*AIM OF THE TASK:* Gather every line that includes the word "Anggaran", please.

Dataset items:
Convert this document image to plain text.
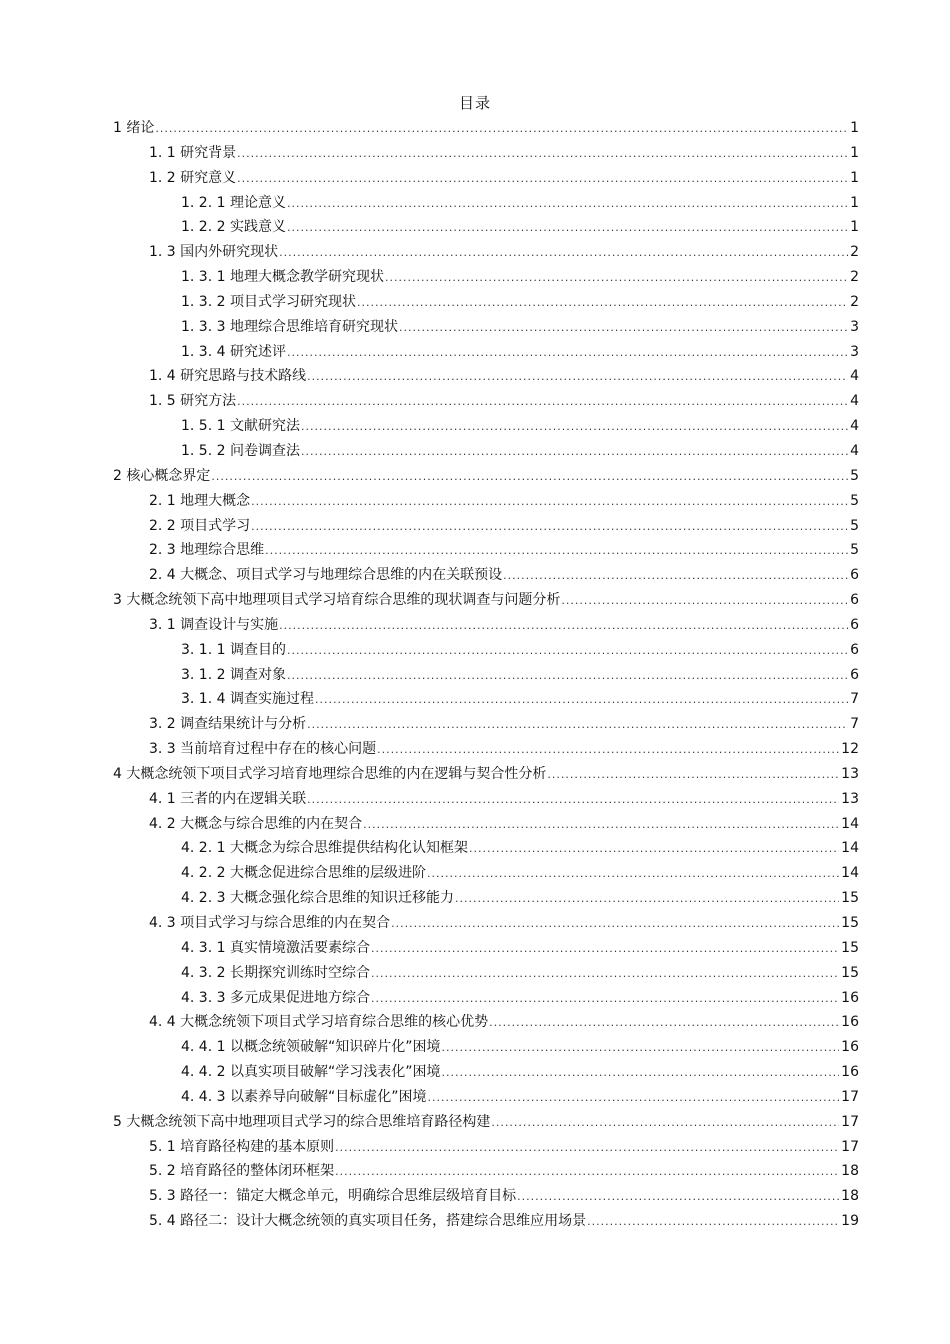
目录
1 绪论 .....	1
1. 1 研究背景 .....	1
1. 2 研究意义 .....	1
1. 2. 1 理论意义 .....	1
1. 2. 2 实践意义 .....	1
1. 3 国内外研究现状 .....	2
1. 3. 1 地理大概念教学研究现状 .....	2
1. 3. 2 项目式学习研究现状 .....	2
1. 3. 3 地理综合思维培育研究现状 .....	3
1. 3. 4 研究述评 .....	3
1. 4 研究思路与技术路线 .....	4
1. 5 研究方法 .....	4
1. 5. 1 文献研究法 .....	4
1. 5. 2 问卷调查法 .....	4
2 核心概念界定 .....	5
2. 1 地理大概念 .....	5
2. 2 项目式学习 .....	5
2. 3 地理综合思维 .....	5
2. 4 大概念、项目式学习与地理综合思维的内在关联预设 .....	6
3 大概念统领下高中地理项目式学习培育综合思维的现状调查与问题分析 .....	6
3. 1 调查设计与实施 .....	6
3. 1. 1 调查目的 .....	6
3. 1. 2 调查对象 .....	6
3. 1. 4 调查实施过程 .....	7
3. 2 调查结果统计与分析 .....	7
3. 3 当前培育过程中存在的核心问题 .....	12
4 大概念统领下项目式学习培育地理综合思维的内在逻辑与契合性分析 .....	13
4. 1 三者的内在逻辑关联 .....	13
4. 2 大概念与综合思维的内在契合 .....	14
4. 2. 1 大概念为综合思维提供结构化认知框架 .....	14
4. 2. 2 大概念促进综合思维的层级进阶 .....	14
4. 2. 3 大概念强化综合思维的知识迁移能力 .....	15
4. 3 项目式学习与综合思维的内在契合 .....	15
4. 3. 1 真实情境激活要素综合 .....	15
4. 3. 2 长期探究训练时空综合 .....	15
4. 3. 3 多元成果促进地方综合 .....	16
4. 4 大概念统领下项目式学习培育综合思维的核心优势 .....	16
4. 4. 1 以概念统领破解“知识碎片化”困境 .....	16
4. 4. 2 以真实项目破解“学习浅表化”困境 .....	16
4. 4. 3 以素养导向破解“目标虚化”困境 .....	17
5 大概念统领下高中地理项目式学习的综合思维培育路径构建 .....	17
5. 1 培育路径构建的基本原则 .....	17
5. 2 培育路径的整体闭环框架 .....	18
5. 3 路径一：锚定大概念单元，明确综合思维层级培育目标 .....	18
5. 4 路径二：设计大概念统领的真实项目任务，搭建综合思维应用场景 .....	19
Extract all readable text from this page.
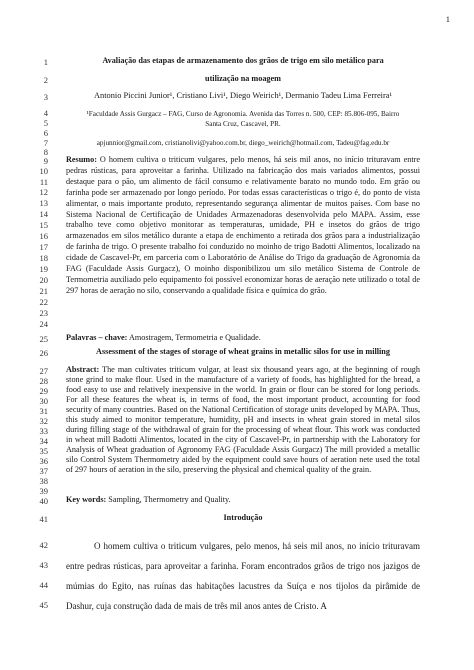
1
1
2
3
4
5
6
7
8
9
10
11
12
13
14
15
16
17
18
19
20
21
22
23
24
25
26
27
28
29
30
31
32
33
34
35
36
37
38
39
40
41
42
43
44
45
Avaliação das etapas de armazenamento dos grãos de trigo em silo metálico para
utilização na moagem
Antonio Piccini Junior¹, Cristiano Livi¹, Diego Weirich¹, Dermanio Tadeu Lima Ferreira¹
¹Faculdade Assis Gurgacz – FAG, Curso de Agronomia. Avenida das Torres n. 500, CEP: 85.806-095, Bairro
Santa Cruz, Cascavel, PR.
apjunnior@gmail.com, cristianolivi@yahoo.com.br, diego_weirich@hotmail.com, Tadeu@fag.edu.br
Resumo: O homem cultiva o triticum vulgares, pelo menos, há seis mil anos, no início trituravam entre pedras rústicas, para aproveitar a farinha. Utilizado na fabricação dos mais variados alimentos, possui destaque para o pão, um alimento de fácil consumo e relativamente barato no mundo todo. Em grão ou farinha pode ser armazenado por longo período. Por todas essas características o trigo é, do ponto de vista alimentar, o mais importante produto, representando segurança alimentar de muitos países. Com base no Sistema Nacional de Certificação de Unidades Armazenadoras desenvolvida pelo MAPA. Assim, esse trabalho teve como objetivo monitorar as temperaturas, umidade, PH e insetos do grãos de trigo armazenados em silos metálico durante a etapa de enchimento a retirada dos grãos para a industrialização de farinha de trigo. O presente trabalho foi conduzido no moinho de trigo Badotti Alimentos, localizado na cidade de Cascavel-Pr, em parceria com o Laboratório de Análise do Trigo da graduação de Agronomia da FAG (Faculdade Assis Gurgacz), O moinho disponibilizou um silo metálico Sistema de Controle de Termometria auxiliado pelo equipamento foi possível economizar horas de aeração nete utilizado o total de 297 horas de aeração no silo, conservando a qualidade física e química do grão.
Palavras – chave: Amostragem, Termometria e Qualidade.
Assessment of the stages of storage of wheat grains in metallic silos for use in milling
Abstract: The man cultivates triticum vulgar, at least six thousand years ago, at the beginning of rough stone grind to make flour. Used in the manufacture of a variety of foods, has highlighted for the bread, a food easy to use and relatively inexpensive in the world. In grain or flour can be stored for long periods. For all these features the wheat is, in terms of food, the most important product, accounting for food security of many countries. Based on the National Certification of storage units developed by MAPA. Thus, this study aimed to monitor temperature, humidity, pH and insects in wheat grain stored in metal silos during filling stage of the withdrawal of grain for the processing of wheat flour. This work was conducted in wheat mill Badotti Alimentos, located in the city of Cascavel-Pr, in partnership with the Laboratory for Analysis of Wheat graduation of Agronomy FAG (Faculdade Assis Gurgacz) The mill provided a metallic silo Control System Thermometry aided by the equipment could save hours of aeration nete used the total of 297 hours of aeration in the silo, preserving the physical and chemical quality of the grain.
Key words: Sampling, Thermometry and Quality.
Introdução
O homem cultiva o triticum vulgares, pelo menos, há seis mil anos, no início trituravam entre pedras rústicas, para aproveitar a farinha. Foram encontrados grãos de trigo nos jazigos de múmias do Egito, nas ruínas das habitações lacustres da Suíça e nos tijolos da pirâmide de Dashur, cuja construção dada de mais de três mil anos antes de Cristo. A
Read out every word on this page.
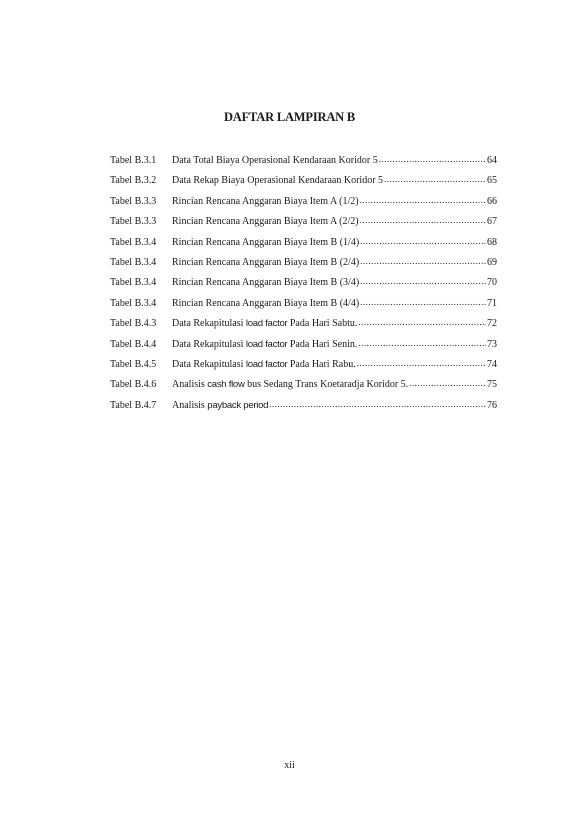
DAFTAR LAMPIRAN B
Tabel B.3.1	Data Total Biaya Operasional Kendaraan Koridor 5 .....	64
Tabel B.3.2	Data Rekap Biaya Operasional Kendaraan Koridor 5 .....	65
Tabel B.3.3	Rincian Rencana Anggaran Biaya Item A (1/2) .....	66
Tabel B.3.3	Rincian Rencana Anggaran Biaya Item A (2/2) .....	67
Tabel B.3.4	Rincian Rencana Anggaran Biaya Item B (1/4) .....	68
Tabel B.3.4	Rincian Rencana Anggaran Biaya Item B (2/4) .....	69
Tabel B.3.4	Rincian Rencana Anggaran Biaya Item B (3/4) .....	70
Tabel B.3.4	Rincian Rencana Anggaran Biaya Item B (4/4) .....	71
Tabel B.4.3	Data Rekapitulasi load factor Pada Hari Sabtu. .....	72
Tabel B.4.4	Data Rekapitulasi load factor Pada Hari Senin. .....	73
Tabel B.4.5	Data Rekapitulasi load factor Pada Hari Rabu. .....	74
Tabel B.4.6	Analisis cash flow bus Sedang Trans Koetaradja Koridor 5. .....	75
Tabel B.4.7	Analisis payback period .....	76
xii
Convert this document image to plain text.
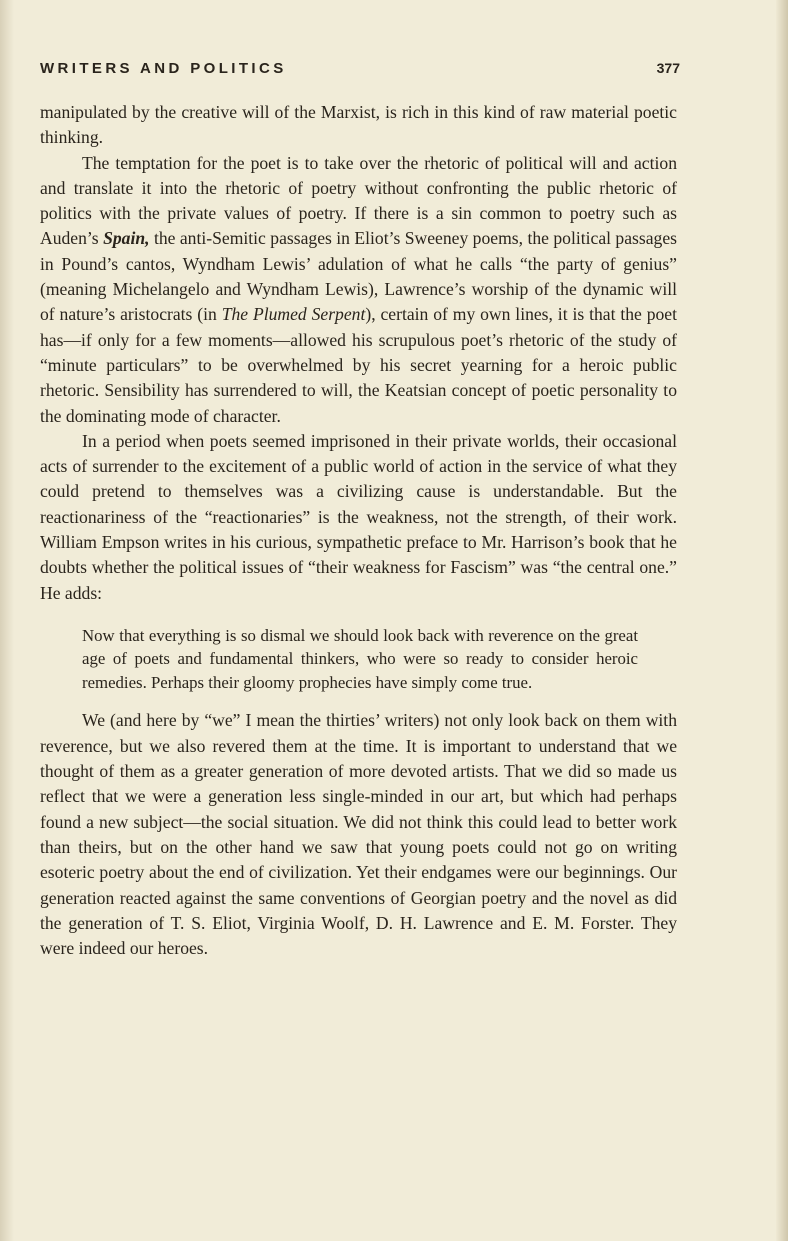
WRITERS AND POLITICS	377

manipulated by the creative will of the Marxist, is rich in this kind of raw material poetic thinking.

The temptation for the poet is to take over the rhetoric of political will and action and translate it into the rhetoric of poetry without confronting the public rhetoric of politics with the private values of poetry. If there is a sin common to poetry such as Auden’s Spain, the anti-Semitic passages in Eliot’s Sweeney poems, the political passages in Pound’s cantos, Wyndham Lewis’ adulation of what he calls “the party of genius” (meaning Michelangelo and Wyndham Lewis), Lawrence’s worship of the dynamic will of nature’s aristocrats (in The Plumed Serpent), certain of my own lines, it is that the poet has—if only for a few moments—allowed his scrupulous poet’s rhetoric of the study of “minute particulars” to be overwhelmed by his secret yearning for a heroic public rhetoric. Sensibility has surrendered to will, the Keatsian concept of poetic personality to the dominating mode of character.

In a period when poets seemed imprisoned in their private worlds, their occasional acts of surrender to the excitement of a public world of action in the service of what they could pretend to themselves was a civilizing cause is understandable. But the reactionariness of the “reactionaries” is the weakness, not the strength, of their work. William Empson writes in his curious, sympathetic preface to Mr. Harrison’s book that he doubts whether the political issues of “their weakness for Fascism” was “the central one.” He adds:

Now that everything is so dismal we should look back with reverence on the great age of poets and fundamental thinkers, who were so ready to consider heroic remedies. Perhaps their gloomy prophecies have simply come true.

We (and here by “we” I mean the thirties’ writers) not only look back on them with reverence, but we also revered them at the time. It is important to understand that we thought of them as a greater generation of more devoted artists. That we did so made us reflect that we were a generation less single-minded in our art, but which had perhaps found a new subject—the social situation. We did not think this could lead to better work than theirs, but on the other hand we saw that young poets could not go on writing esoteric poetry about the end of civilization. Yet their endgames were our beginnings. Our generation reacted against the same conventions of Georgian poetry and the novel as did the generation of T. S. Eliot, Virginia Woolf, D. H. Lawrence and E. M. Forster. They were indeed our heroes.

*SOLUTION TO THE PROBLEM:*
Tabel B.3.3	Rincian Rencana Anggaran Biaya Item A (1/2) .....	66
Tabel B.3.3	Rincian Rencana Anggaran Biaya Item A (2/2) .....	67
Tabel B.3.4	Rincian Rencana Anggaran Biaya Item B (1/4) .....	68
Tabel B.3.4	Rincian Rencana Anggaran Biaya Item B (2/4) .....	69
Tabel B.3.4	Rincian Rencana Anggaran Biaya Item B (3/4) .....	70
Tabel B.3.4	Rincian Rencana Anggaran Biaya Item B (4/4) .....	71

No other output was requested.